(Document page records)
↓

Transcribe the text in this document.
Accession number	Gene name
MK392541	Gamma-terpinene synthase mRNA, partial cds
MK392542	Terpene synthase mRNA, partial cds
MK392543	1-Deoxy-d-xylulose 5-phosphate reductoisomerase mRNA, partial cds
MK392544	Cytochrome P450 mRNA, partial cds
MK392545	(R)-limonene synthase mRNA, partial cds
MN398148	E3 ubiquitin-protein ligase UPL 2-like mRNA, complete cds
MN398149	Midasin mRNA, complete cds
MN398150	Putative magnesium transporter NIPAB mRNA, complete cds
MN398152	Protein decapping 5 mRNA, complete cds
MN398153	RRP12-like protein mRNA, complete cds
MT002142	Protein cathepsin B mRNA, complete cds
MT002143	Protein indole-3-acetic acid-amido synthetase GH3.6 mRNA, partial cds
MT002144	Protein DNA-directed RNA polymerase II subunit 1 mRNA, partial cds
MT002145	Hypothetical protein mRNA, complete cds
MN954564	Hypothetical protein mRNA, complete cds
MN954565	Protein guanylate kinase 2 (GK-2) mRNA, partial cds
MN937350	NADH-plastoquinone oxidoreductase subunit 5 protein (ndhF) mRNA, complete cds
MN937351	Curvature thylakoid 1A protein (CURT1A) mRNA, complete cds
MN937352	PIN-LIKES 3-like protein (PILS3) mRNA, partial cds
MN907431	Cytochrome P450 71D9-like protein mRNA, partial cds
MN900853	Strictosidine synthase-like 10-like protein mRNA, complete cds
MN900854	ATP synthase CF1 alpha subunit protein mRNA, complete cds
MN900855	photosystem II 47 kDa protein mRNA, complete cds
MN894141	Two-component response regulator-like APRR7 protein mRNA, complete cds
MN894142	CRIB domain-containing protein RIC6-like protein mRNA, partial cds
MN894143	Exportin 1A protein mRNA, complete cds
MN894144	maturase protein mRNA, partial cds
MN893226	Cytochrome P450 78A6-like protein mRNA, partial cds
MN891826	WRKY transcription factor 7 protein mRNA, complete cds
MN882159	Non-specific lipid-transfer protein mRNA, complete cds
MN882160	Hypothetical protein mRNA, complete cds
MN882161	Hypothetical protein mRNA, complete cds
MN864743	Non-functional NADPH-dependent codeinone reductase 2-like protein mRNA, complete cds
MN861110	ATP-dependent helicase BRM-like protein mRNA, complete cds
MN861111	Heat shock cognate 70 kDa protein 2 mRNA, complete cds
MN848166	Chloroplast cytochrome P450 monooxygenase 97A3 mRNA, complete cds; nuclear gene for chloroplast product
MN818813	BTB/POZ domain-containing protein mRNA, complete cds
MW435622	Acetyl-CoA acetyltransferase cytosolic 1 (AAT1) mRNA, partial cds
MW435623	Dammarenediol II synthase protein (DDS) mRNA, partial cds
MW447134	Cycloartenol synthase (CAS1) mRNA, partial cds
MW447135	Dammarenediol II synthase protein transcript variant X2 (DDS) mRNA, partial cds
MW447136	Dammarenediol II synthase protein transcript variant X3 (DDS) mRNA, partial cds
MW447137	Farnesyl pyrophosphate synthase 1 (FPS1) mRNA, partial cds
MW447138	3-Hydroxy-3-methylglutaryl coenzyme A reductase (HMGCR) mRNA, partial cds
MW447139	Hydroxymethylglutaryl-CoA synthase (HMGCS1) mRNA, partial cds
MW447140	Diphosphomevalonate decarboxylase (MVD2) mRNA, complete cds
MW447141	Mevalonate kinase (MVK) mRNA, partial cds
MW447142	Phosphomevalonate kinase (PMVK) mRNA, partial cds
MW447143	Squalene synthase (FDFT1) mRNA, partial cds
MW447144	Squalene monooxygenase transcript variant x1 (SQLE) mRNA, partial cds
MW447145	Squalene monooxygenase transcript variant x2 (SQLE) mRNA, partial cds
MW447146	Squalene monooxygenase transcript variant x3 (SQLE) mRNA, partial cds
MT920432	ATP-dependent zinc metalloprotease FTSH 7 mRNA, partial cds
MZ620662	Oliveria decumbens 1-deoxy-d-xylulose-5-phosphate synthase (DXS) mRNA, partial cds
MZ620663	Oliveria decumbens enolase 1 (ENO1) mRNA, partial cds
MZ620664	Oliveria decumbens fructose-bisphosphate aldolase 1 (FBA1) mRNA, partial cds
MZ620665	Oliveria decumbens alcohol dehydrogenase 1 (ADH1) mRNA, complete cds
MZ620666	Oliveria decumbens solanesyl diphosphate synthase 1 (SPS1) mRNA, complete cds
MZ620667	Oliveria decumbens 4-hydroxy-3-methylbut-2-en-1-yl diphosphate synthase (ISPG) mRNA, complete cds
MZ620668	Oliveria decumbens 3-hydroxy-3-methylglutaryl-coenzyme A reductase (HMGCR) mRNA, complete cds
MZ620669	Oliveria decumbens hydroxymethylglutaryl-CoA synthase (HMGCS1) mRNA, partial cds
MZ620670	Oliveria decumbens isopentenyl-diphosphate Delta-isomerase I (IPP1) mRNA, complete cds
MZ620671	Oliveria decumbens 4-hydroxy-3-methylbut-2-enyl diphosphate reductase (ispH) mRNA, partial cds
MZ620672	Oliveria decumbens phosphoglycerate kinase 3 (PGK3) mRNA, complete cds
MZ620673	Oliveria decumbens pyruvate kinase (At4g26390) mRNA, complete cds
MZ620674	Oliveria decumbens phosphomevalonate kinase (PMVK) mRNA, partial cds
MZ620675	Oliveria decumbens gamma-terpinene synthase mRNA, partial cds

↑

For the entries above, please state how many lines contain the string "SQLE"; give the number and nothing else.

**Written response**
3